Texto seleccionado
□ □ □

EL DESARROLLO DE LA INDUSTRIALIZACIÓN Y SUS RESISTENCIAS

Durante la segunda década del s. XIX se generaliza en la industria inglesa (Nottingham, Lancashire y Yorkshire) un movimiento insurreccional de trabajadores contra la introducción de las nuevas máquinas de tejer mecánicas que representaban no sólo una eliminación masiva de mano de obra masculina y femenina adulta, sino una reducción de los ingresos familiares, en la medida que las nuevas máquinas podían ser utilizadas por mano de obra infantil con menor salario. Es decir, la introducción de los nuevos telares a vapor tenía un impacto negativo inmediato sobre las condiciones de vida de la población asalariada que se cifraba en: depauperación y paro, destrucción de conocimientos y habilidades humanas que eran transferidas a la máquina, mayor control de los patronos sobre el proceso de producción y, en fin, la destrucción de una determinada forma de comunidad obrera. Es decir, los rasgos principales de la expropiación humana por medio de la tecnología que, desde entonces, se ha ido extendiendo con el desarrollo tecnológico a lo largo de estos dos últimos siglos.

□ □ □

Material
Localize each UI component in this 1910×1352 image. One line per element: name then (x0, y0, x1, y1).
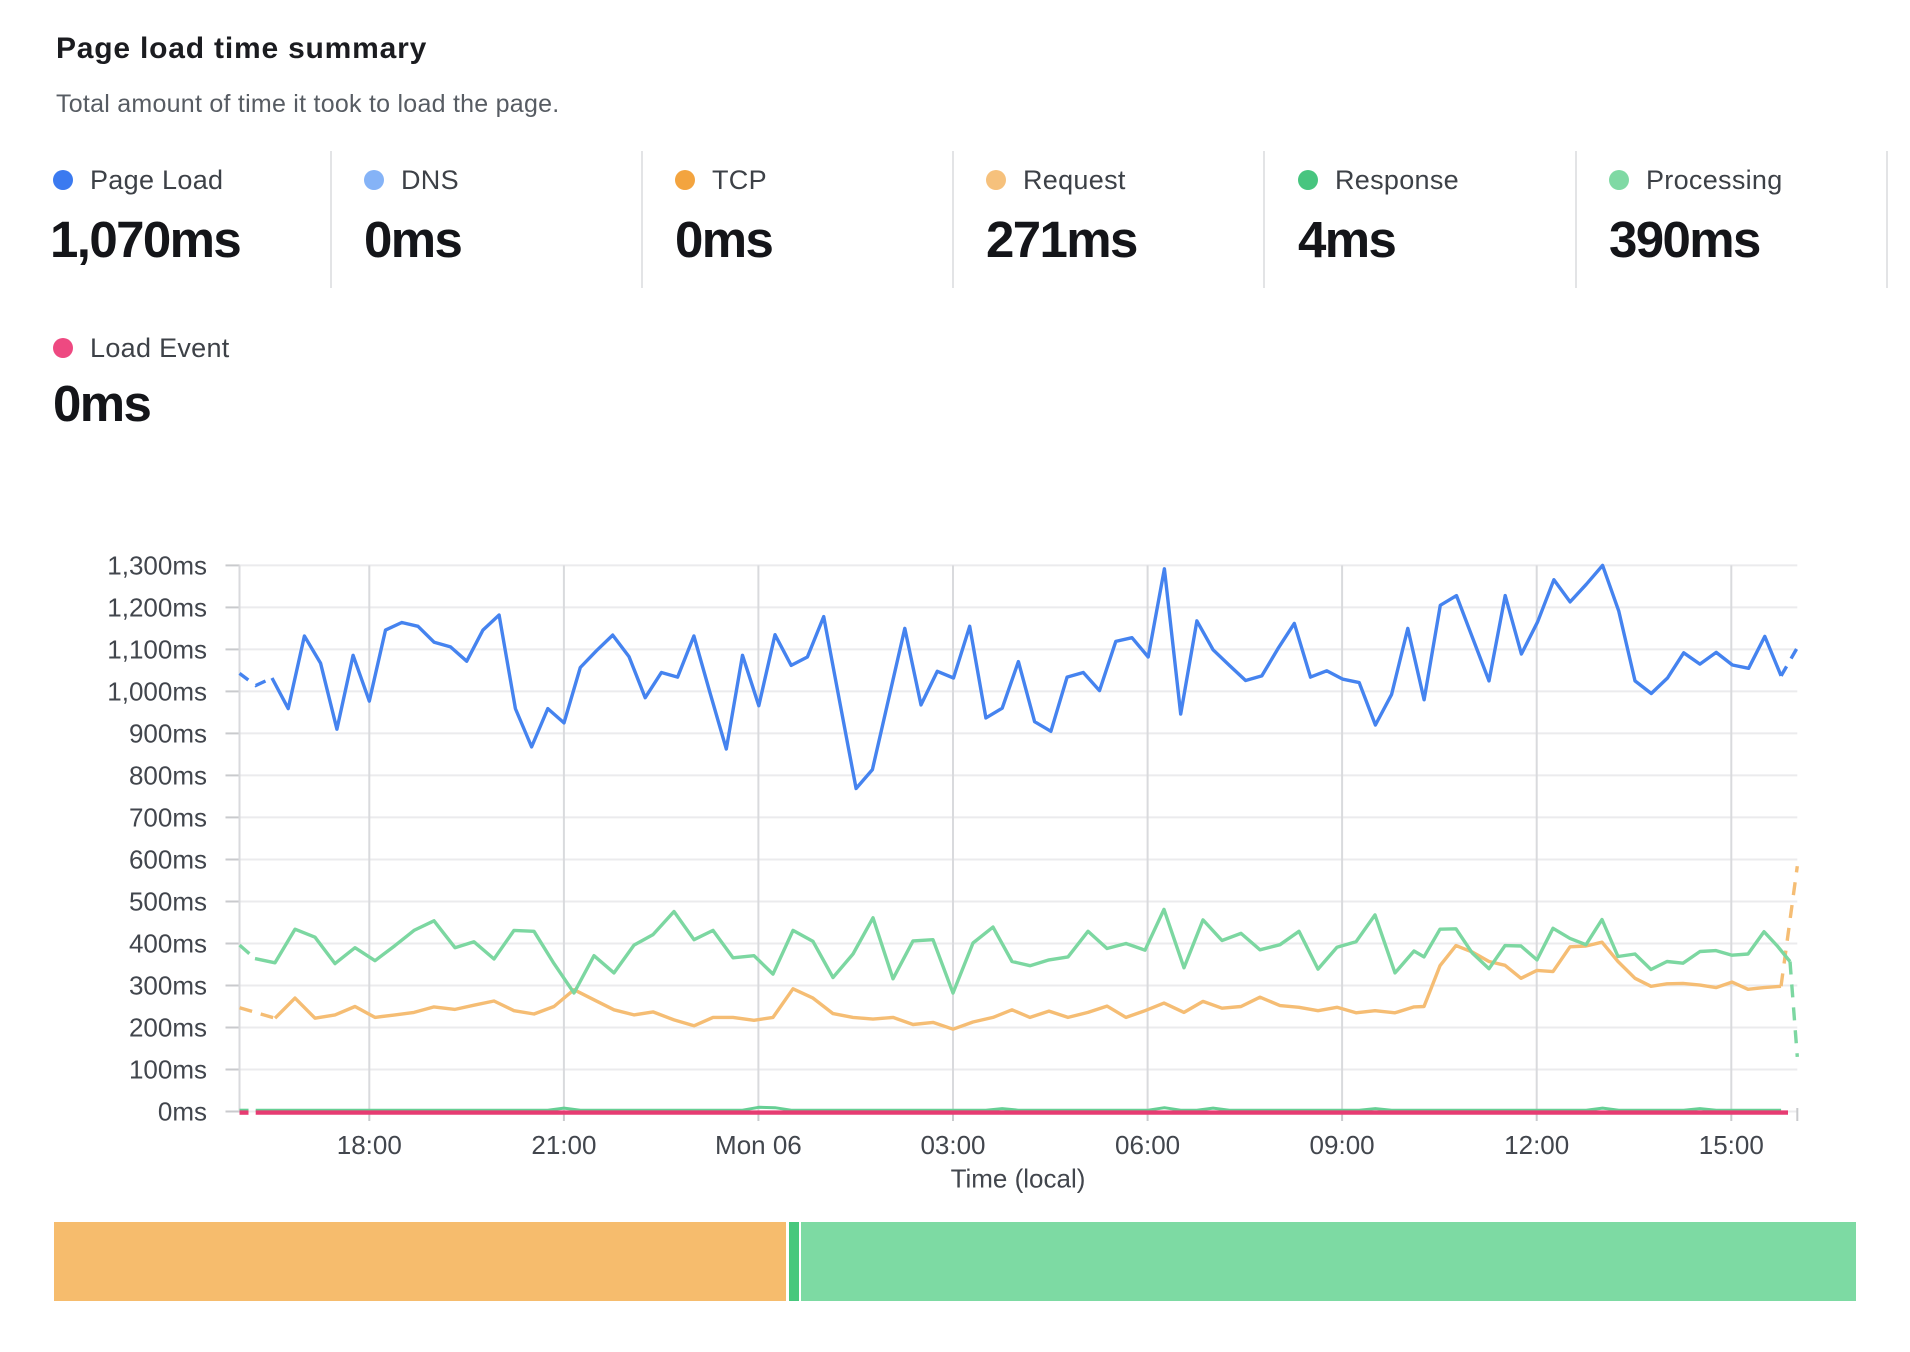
svg-text:200ms: 200ms (129, 1013, 207, 1043)
svg-text:500ms: 500ms (129, 887, 207, 917)
svg-text:1,000ms: 1,000ms (107, 676, 207, 706)
svg-text:0ms: 0ms (158, 1097, 207, 1127)
svg-text:15:00: 15:00 (1699, 1130, 1764, 1160)
svg-text:Time (local): Time (local) (951, 1164, 1086, 1194)
svg-text:400ms: 400ms (129, 929, 207, 959)
svg-text:600ms: 600ms (129, 845, 207, 875)
svg-text:Mon 06: Mon 06 (715, 1130, 802, 1160)
svg-text:12:00: 12:00 (1504, 1130, 1569, 1160)
svg-text:1,100ms: 1,100ms (107, 634, 207, 664)
svg-text:1,300ms: 1,300ms (107, 550, 207, 580)
svg-text:900ms: 900ms (129, 718, 207, 748)
svg-text:21:00: 21:00 (531, 1130, 596, 1160)
svg-text:700ms: 700ms (129, 802, 207, 832)
svg-text:09:00: 09:00 (1310, 1130, 1375, 1160)
svg-text:100ms: 100ms (129, 1055, 207, 1085)
svg-text:300ms: 300ms (129, 971, 207, 1001)
svg-text:03:00: 03:00 (920, 1130, 985, 1160)
svg-text:800ms: 800ms (129, 760, 207, 790)
svg-text:1,200ms: 1,200ms (107, 592, 207, 622)
svg-text:06:00: 06:00 (1115, 1130, 1180, 1160)
svg-text:18:00: 18:00 (337, 1130, 402, 1160)
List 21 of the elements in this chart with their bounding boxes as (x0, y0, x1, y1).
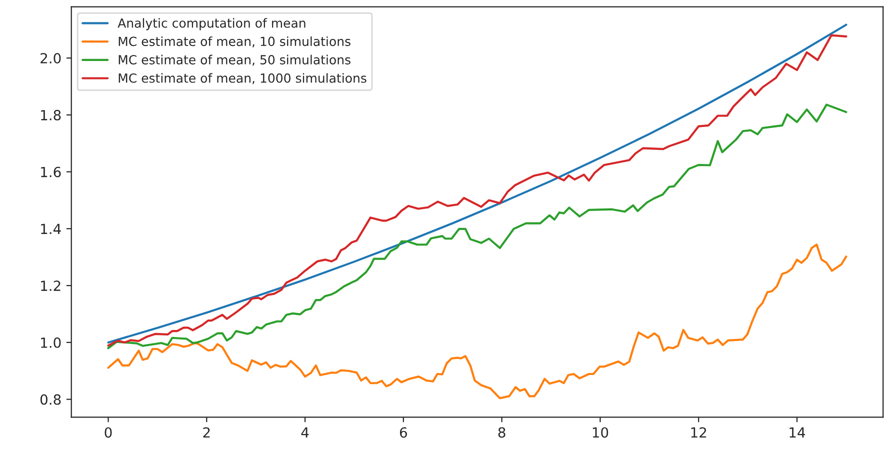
y-tick-label: 1.0 (41, 337, 61, 348)
x-tick-label: 4 (301, 427, 309, 438)
y-tick-label: 1.4 (41, 224, 61, 234)
legend-label: MC estimate of mean, 50 simulations (118, 54, 350, 66)
y-tick-label: 1.8 (41, 110, 61, 120)
line-series (107, 104, 848, 350)
line-series (107, 244, 848, 400)
x-tick-label: 10 (592, 427, 608, 438)
legend-label: MC estimate of mean, 10 simulations (118, 36, 350, 48)
x-tick-label: 2 (203, 427, 210, 438)
y-tick-label: 0.8 (40, 394, 61, 405)
legend-label: Analytic computation of mean (118, 18, 306, 30)
x-tick-label: 12 (691, 427, 706, 438)
x-tick-label: 6 (400, 427, 407, 438)
y-tick-label: 1.2 (41, 280, 60, 291)
legend-label: MC estimate of mean, 1000 simulations (118, 73, 366, 84)
x-tick-label: 8 (498, 427, 506, 438)
y-tick-label: 1.6 (41, 166, 61, 178)
x-tick-label: 0 (104, 427, 112, 438)
x-tick-label: 14 (790, 427, 806, 438)
y-tick-label: 2.0 (40, 53, 61, 64)
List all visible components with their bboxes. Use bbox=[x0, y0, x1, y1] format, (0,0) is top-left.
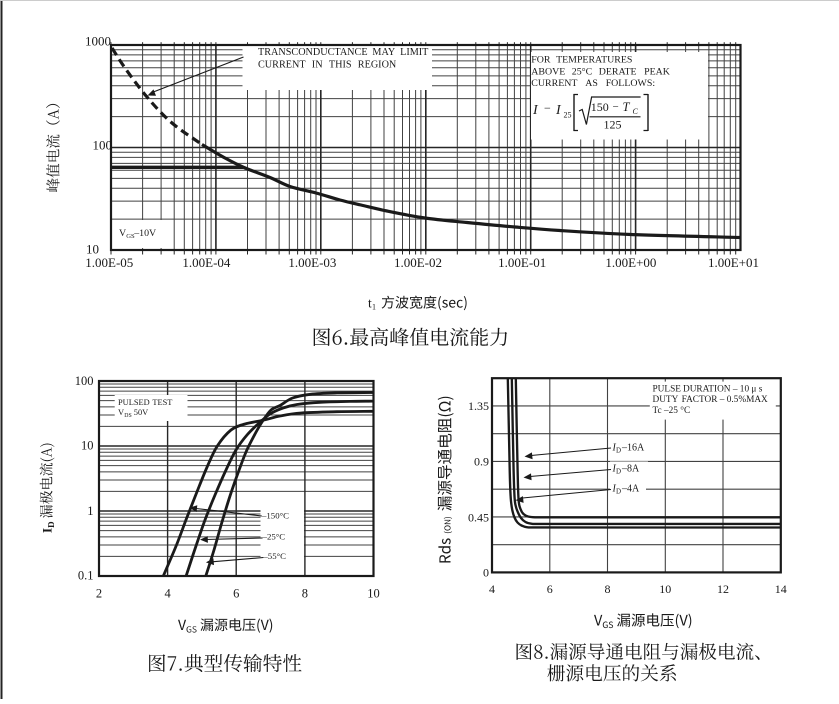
svg-text:1.00E-01: 1.00E-01 bbox=[498, 255, 546, 270]
svg-text:125: 125 bbox=[604, 118, 622, 132]
svg-text:1.00E-04: 1.00E-04 bbox=[182, 255, 231, 270]
svg-text:0.1: 0.1 bbox=[78, 569, 94, 583]
svg-text:AS: AS bbox=[585, 78, 598, 89]
svg-text:FOR: FOR bbox=[531, 55, 551, 66]
svg-text:–8A: –8A bbox=[621, 464, 640, 475]
svg-text:−: − bbox=[613, 101, 619, 113]
svg-text:1.00E-05: 1.00E-05 bbox=[85, 255, 133, 270]
svg-text:MAY: MAY bbox=[372, 47, 395, 58]
svg-text:8: 8 bbox=[605, 582, 611, 596]
svg-text:C: C bbox=[633, 107, 639, 116]
svg-text:12: 12 bbox=[717, 582, 729, 596]
svg-text:IN: IN bbox=[312, 59, 323, 70]
svg-text:10: 10 bbox=[81, 439, 94, 453]
svg-text:6: 6 bbox=[547, 582, 553, 596]
svg-text:14: 14 bbox=[775, 582, 787, 596]
svg-text:150: 150 bbox=[591, 100, 609, 114]
svg-text:FOLLOWS:: FOLLOWS: bbox=[606, 78, 655, 89]
svg-text:1000: 1000 bbox=[85, 34, 111, 49]
svg-text:T: T bbox=[623, 100, 631, 114]
svg-text:I: I bbox=[532, 103, 539, 118]
svg-text:0.9: 0.9 bbox=[474, 455, 489, 469]
svg-text:I: I bbox=[612, 443, 617, 454]
svg-text:DUTY: DUTY bbox=[653, 395, 679, 405]
svg-text:25: 25 bbox=[564, 111, 572, 120]
svg-text:1.35: 1.35 bbox=[468, 399, 489, 413]
svg-text:25°C: 25°C bbox=[572, 67, 593, 78]
svg-text:PULSE: PULSE bbox=[653, 384, 682, 394]
svg-text:TEMPERATURES: TEMPERATURES bbox=[556, 55, 632, 66]
svg-text:4: 4 bbox=[489, 582, 495, 596]
svg-text:1.00E+00: 1.00E+00 bbox=[605, 255, 656, 270]
svg-text:–150°C: –150°C bbox=[261, 511, 289, 521]
svg-text:–16A: –16A bbox=[621, 443, 645, 454]
svg-text:0.45: 0.45 bbox=[468, 511, 489, 525]
svg-text:DURATION – 10 μ s: DURATION – 10 μ s bbox=[683, 384, 763, 394]
svg-text:–4A: –4A bbox=[621, 484, 640, 495]
svg-text:I: I bbox=[612, 484, 617, 495]
svg-text:0: 0 bbox=[483, 566, 489, 580]
svg-text:2: 2 bbox=[96, 587, 102, 601]
svg-text:DS: DS bbox=[124, 413, 131, 419]
svg-text:V: V bbox=[118, 408, 124, 417]
svg-text:FACTOR – 0.5%MAX: FACTOR – 0.5%MAX bbox=[682, 395, 768, 405]
svg-text:1.00E+01: 1.00E+01 bbox=[708, 255, 759, 270]
svg-text:10: 10 bbox=[659, 582, 671, 596]
svg-text:1: 1 bbox=[372, 303, 376, 312]
svg-text:1: 1 bbox=[87, 504, 93, 518]
svg-text:–55°C: –55°C bbox=[262, 551, 286, 561]
svg-text:ABOVE: ABOVE bbox=[531, 67, 565, 78]
svg-text:LIMIT: LIMIT bbox=[400, 47, 429, 58]
svg-text:PULSED: PULSED bbox=[118, 398, 150, 407]
svg-text:TEST: TEST bbox=[152, 398, 172, 407]
svg-text:GS: GS bbox=[126, 233, 135, 240]
svg-text:V: V bbox=[119, 228, 127, 239]
svg-text:–25°C: –25°C bbox=[262, 532, 286, 542]
svg-text:PEAK: PEAK bbox=[644, 67, 671, 78]
svg-text:100: 100 bbox=[93, 138, 113, 153]
svg-text:50V: 50V bbox=[134, 408, 148, 417]
svg-text:D: D bbox=[616, 468, 621, 476]
svg-text:REGION: REGION bbox=[358, 59, 397, 70]
svg-text:6: 6 bbox=[233, 587, 239, 601]
svg-text:8: 8 bbox=[302, 587, 308, 601]
svg-text:10: 10 bbox=[367, 587, 380, 601]
svg-text:Tc –25 °C: Tc –25 °C bbox=[653, 405, 691, 416]
svg-text:THIS: THIS bbox=[329, 59, 352, 70]
svg-text:CURRENT: CURRENT bbox=[531, 78, 577, 89]
svg-text:I: I bbox=[555, 103, 562, 118]
svg-text:−: − bbox=[544, 101, 551, 115]
svg-text:CURRENT: CURRENT bbox=[258, 59, 306, 70]
svg-text:4: 4 bbox=[164, 587, 171, 601]
svg-text:1.00E-02: 1.00E-02 bbox=[394, 255, 442, 270]
svg-text:1.00E-03: 1.00E-03 bbox=[288, 255, 336, 270]
svg-text:100: 100 bbox=[75, 374, 94, 388]
svg-text:D: D bbox=[616, 447, 621, 455]
svg-text:DERATE: DERATE bbox=[599, 67, 637, 78]
svg-text:D: D bbox=[616, 488, 621, 496]
svg-text:TRANSCONDUCTANCE: TRANSCONDUCTANCE bbox=[258, 47, 368, 58]
svg-text:10: 10 bbox=[86, 242, 99, 257]
svg-text:I: I bbox=[612, 464, 617, 475]
svg-text:–10V: –10V bbox=[133, 228, 157, 239]
svg-text:t: t bbox=[368, 296, 372, 311]
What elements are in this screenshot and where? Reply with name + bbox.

□ □ □

Qué se pide
Responde según el texto sobre la industrialización:
(a) ¿En qué zonas de la industria inglesa se generalizó el movimiento de trabajadores?
(b) ¿Por qué las nuevas máquinas reducían los ingresos familiares?
(c) ¿Qué clase de telares se introdujeron?
Las entradas provienen de una fuente distinta.

Ejercicio resuelto
(a) En Nottingham, Lancashire y Yorkshire.
(b) Porque podían ser utilizadas por mano de obra infantil con menor salario.
(c) Telares a vapor.